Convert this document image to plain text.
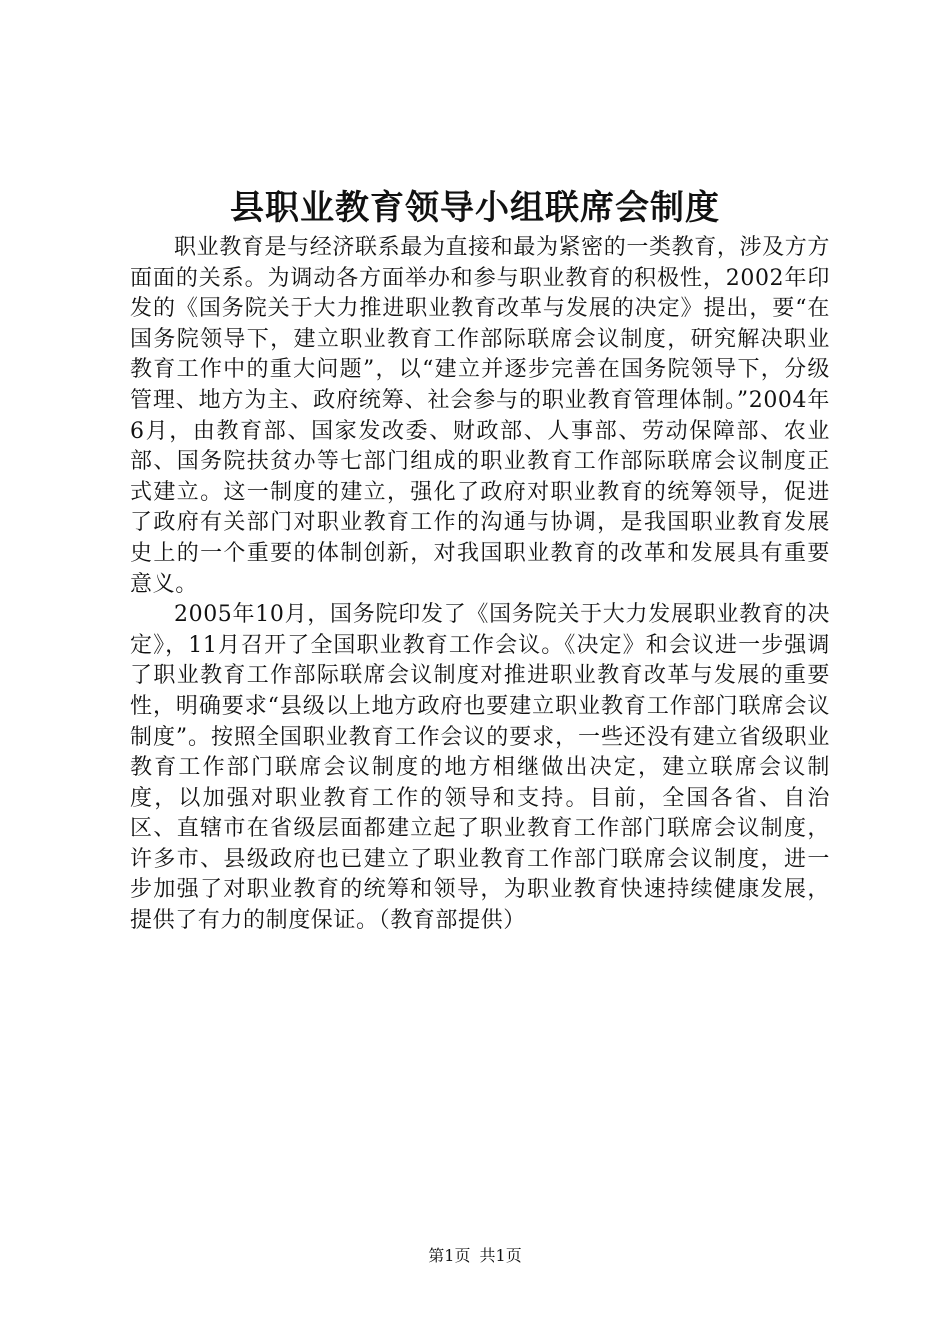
县职业教育领导小组联席会制度

职业教育是与经济联系最为直接和最为紧密的一类教育，涉及方方面面的关系。为调动各方面举办和参与职业教育的积极性，2002年印发的《国务院关于大力推进职业教育改革与发展的决定》提出，要“在国务院领导下，建立职业教育工作部际联席会议制度，研究解决职业教育工作中的重大问题”，以“建立并逐步完善在国务院领导下，分级管理、地方为主、政府统筹、社会参与的职业教育管理体制。”2004年6月，由教育部、国家发改委、财政部、人事部、劳动保障部、农业部、国务院扶贫办等七部门组成的职业教育工作部际联席会议制度正式建立。这一制度的建立，强化了政府对职业教育的统筹领导，促进了政府有关部门对职业教育工作的沟通与协调，是我国职业教育发展史上的一个重要的体制创新，对我国职业教育的改革和发展具有重要意义。

2005年10月，国务院印发了《国务院关于大力发展职业教育的决定》，11月召开了全国职业教育工作会议。《决定》和会议进一步强调了职业教育工作部际联席会议制度对推进职业教育改革与发展的重要性，明确要求“县级以上地方政府也要建立职业教育工作部门联席会议制度”。按照全国职业教育工作会议的要求，一些还没有建立省级职业教育工作部门联席会议制度的地方相继做出决定，建立联席会议制度，以加强对职业教育工作的领导和支持。目前，全国各省、自治区、直辖市在省级层面都建立起了职业教育工作部门联席会议制度，许多市、县级政府也已建立了职业教育工作部门联席会议制度，进一步加强了对职业教育的统筹和领导，为职业教育快速持续健康发展，提供了有力的制度保证。（教育部提供）

第1页 共1页
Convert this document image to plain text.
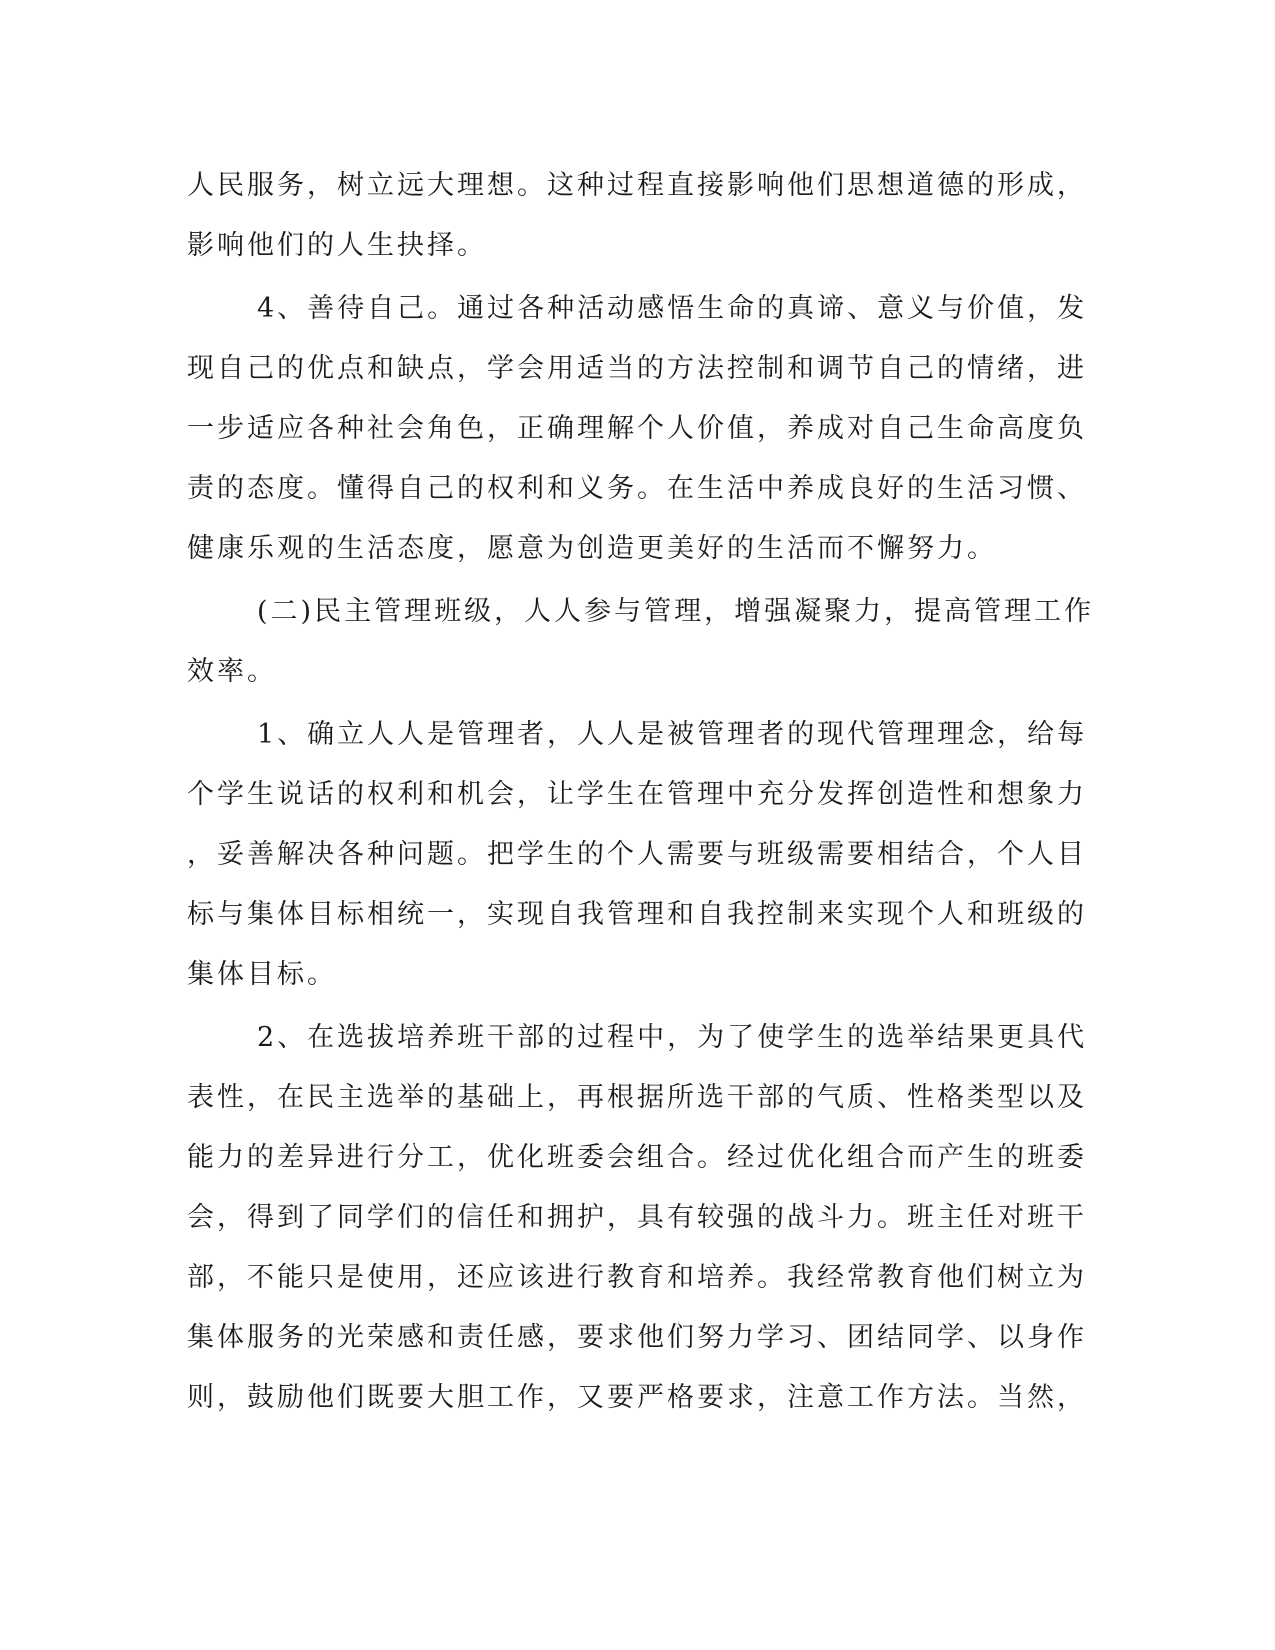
人民服务，树立远大理想。这种过程直接影响他们思想道德的形成，
影响他们的人生抉择。
4、善待自己。通过各种活动感悟生命的真谛、意义与价值，发
现自己的优点和缺点，学会用适当的方法控制和调节自己的情绪，进
一步适应各种社会角色，正确理解个人价值，养成对自己生命高度负
责的态度。懂得自己的权利和义务。在生活中养成良好的生活习惯、
健康乐观的生活态度，愿意为创造更美好的生活而不懈努力。
(二)民主管理班级，人人参与管理，增强凝聚力，提高管理工作
效率。
1、确立人人是管理者，人人是被管理者的现代管理理念，给每
个学生说话的权利和机会，让学生在管理中充分发挥创造性和想象力
，妥善解决各种问题。把学生的个人需要与班级需要相结合，个人目
标与集体目标相统一，实现自我管理和自我控制来实现个人和班级的
集体目标。
2、在选拔培养班干部的过程中，为了使学生的选举结果更具代
表性，在民主选举的基础上，再根据所选干部的气质、性格类型以及
能力的差异进行分工，优化班委会组合。经过优化组合而产生的班委
会，得到了同学们的信任和拥护，具有较强的战斗力。班主任对班干
部，不能只是使用，还应该进行教育和培养。我经常教育他们树立为
集体服务的光荣感和责任感，要求他们努力学习、团结同学、以身作
则，鼓励他们既要大胆工作，又要严格要求，注意工作方法。当然，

§

## Task description:
Pictures don't belong in the copy. Transcribe every record exactly as it appears.

## Exercise solution:
Convert this document image to plain text.
县职业教育领导小组联席会制度

职业教育是与经济联系最为直接和最为紧密的一类教育，涉及方方面面的关系。为调动各方面举办和参与职业教育的积极性，2002年印发的《国务院关于大力推进职业教育改革与发展的决定》提出，要“在国务院领导下，建立职业教育工作部际联席会议制度，研究解决职业教育工作中的重大问题”，以“建立并逐步完善在国务院领导下，分级管理、地方为主、政府统筹、社会参与的职业教育管理体制。”2004年6月，由教育部、国家发改委、财政部、人事部、劳动保障部、农业部、国务院扶贫办等七部门组成的职业教育工作部际联席会议制度正式建立。这一制度的建立，强化了政府对职业教育的统筹领导，促进了政府有关部门对职业教育工作的沟通与协调，是我国职业教育发展史上的一个重要的体制创新，对我国职业教育的改革和发展具有重要意义。

2005年10月，国务院印发了《国务院关于大力发展职业教育的决定》，11月召开了全国职业教育工作会议。《决定》和会议进一步强调了职业教育工作部际联席会议制度对推进职业教育改革与发展的重要性，明确要求“县级以上地方政府也要建立职业教育工作部门联席会议制度”。按照全国职业教育工作会议的要求，一些还没有建立省级职业教育工作部门联席会议制度的地方相继做出决定，建立联席会议制度，以加强对职业教育工作的领导和支持。目前，全国各省、自治区、直辖市在省级层面都建立起了职业教育工作部门联席会议制度，许多市、县级政府也已建立了职业教育工作部门联席会议制度，进一步加强了对职业教育的统筹和领导，为职业教育快速持续健康发展，提供了有力的制度保证。（教育部提供）

第1页 共1页
Convert this document image to plain text.
人民服务，树立远大理想。这种过程直接影响他们思想道德的形成，
影响他们的人生抉择。
4、善待自己。通过各种活动感悟生命的真谛、意义与价值，发
现自己的优点和缺点，学会用适当的方法控制和调节自己的情绪，进
一步适应各种社会角色，正确理解个人价值，养成对自己生命高度负
责的态度。懂得自己的权利和义务。在生活中养成良好的生活习惯、
健康乐观的生活态度，愿意为创造更美好的生活而不懈努力。
(二)民主管理班级，人人参与管理，增强凝聚力，提高管理工作
效率。
1、确立人人是管理者，人人是被管理者的现代管理理念，给每
个学生说话的权利和机会，让学生在管理中充分发挥创造性和想象力
，妥善解决各种问题。把学生的个人需要与班级需要相结合，个人目
标与集体目标相统一，实现自我管理和自我控制来实现个人和班级的
集体目标。
2、在选拔培养班干部的过程中，为了使学生的选举结果更具代
表性，在民主选举的基础上，再根据所选干部的气质、性格类型以及
能力的差异进行分工，优化班委会组合。经过优化组合而产生的班委
会，得到了同学们的信任和拥护，具有较强的战斗力。班主任对班干
部，不能只是使用，还应该进行教育和培养。我经常教育他们树立为
集体服务的光荣感和责任感，要求他们努力学习、团结同学、以身作
则，鼓励他们既要大胆工作，又要严格要求，注意工作方法。当然，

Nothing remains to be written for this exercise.